Nothing in the records below may change; print them all exactly.

*** INFORMATION GIVEN ***

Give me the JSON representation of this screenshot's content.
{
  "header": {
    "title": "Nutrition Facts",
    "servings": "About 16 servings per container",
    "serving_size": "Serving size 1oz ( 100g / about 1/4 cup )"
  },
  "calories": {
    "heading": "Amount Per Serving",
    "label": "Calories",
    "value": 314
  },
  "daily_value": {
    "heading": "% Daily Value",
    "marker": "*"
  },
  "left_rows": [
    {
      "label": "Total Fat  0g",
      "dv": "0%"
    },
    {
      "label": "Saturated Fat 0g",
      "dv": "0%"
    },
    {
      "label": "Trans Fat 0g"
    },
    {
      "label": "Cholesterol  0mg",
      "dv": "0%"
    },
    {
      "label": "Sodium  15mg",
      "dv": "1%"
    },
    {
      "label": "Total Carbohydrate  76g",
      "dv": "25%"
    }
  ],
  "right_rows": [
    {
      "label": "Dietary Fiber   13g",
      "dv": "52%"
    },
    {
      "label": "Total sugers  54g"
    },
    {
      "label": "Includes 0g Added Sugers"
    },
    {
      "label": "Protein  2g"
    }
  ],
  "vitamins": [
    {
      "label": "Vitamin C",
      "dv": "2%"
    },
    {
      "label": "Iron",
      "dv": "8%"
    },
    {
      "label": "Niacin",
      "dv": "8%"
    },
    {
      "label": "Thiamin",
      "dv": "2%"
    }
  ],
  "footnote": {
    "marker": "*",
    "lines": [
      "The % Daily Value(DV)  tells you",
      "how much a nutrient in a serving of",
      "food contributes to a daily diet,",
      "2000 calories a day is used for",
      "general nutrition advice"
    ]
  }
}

*** End of INFORMATION GIVEN ***

**SOLUTION**
Give me the JSON representation of this screenshot's content.
{
  "header": {
    "title": "Nutrition Facts",
    "servings": "About 16 servings per container",
    "serving_size": "Serving size 1oz ( 100g / about 1/4 cup )"
  },
  "calories": {
    "heading": "Amount Per Serving",
    "label": "Calories",
    "value": 314
  },
  "daily_value": {
    "heading": "% Daily Value",
    "marker": "*"
  },
  "left_rows": [
    {
      "label": "Total Fat  0g",
      "dv": "0%"
    },
    {
      "label": "Saturated Fat 0g",
      "dv": "0%"
    },
    {
      "label": "Trans Fat 0g"
    },
    {
      "label": "Cholesterol  0mg",
      "dv": "0%"
    },
    {
      "label": "Sodium  15mg",
      "dv": "1%"
    },
    {
      "label": "Total Carbohydrate  76g",
      "dv": "25%"
    }
  ],
  "right_rows": [
    {
      "label": "Dietary Fiber   13g",
      "dv": "52%"
    },
    {
      "label": "Total sugers  54g"
    },
    {
      "label": "Includes 0g Added Sugers"
    },
    {
      "label": "Protein  2g"
    }
  ],
  "vitamins": [
    {
      "label": "Vitamin C",
      "dv": "2%"
    },
    {
      "label": "Iron",
      "dv": "8%"
    },
    {
      "label": "Niacin",
      "dv": "8%"
    },
    {
      "label": "Thiamin",
      "dv": "2%"
    }
  ],
  "footnote": {
    "marker": "*",
    "lines": [
      "The % Daily Value(DV)  tells you",
      "how much a nutrient in a serving of",
      "food contributes to a daily diet,",
      "2000 calories a day is used for",
      "general nutrition advice"
    ]
  }
}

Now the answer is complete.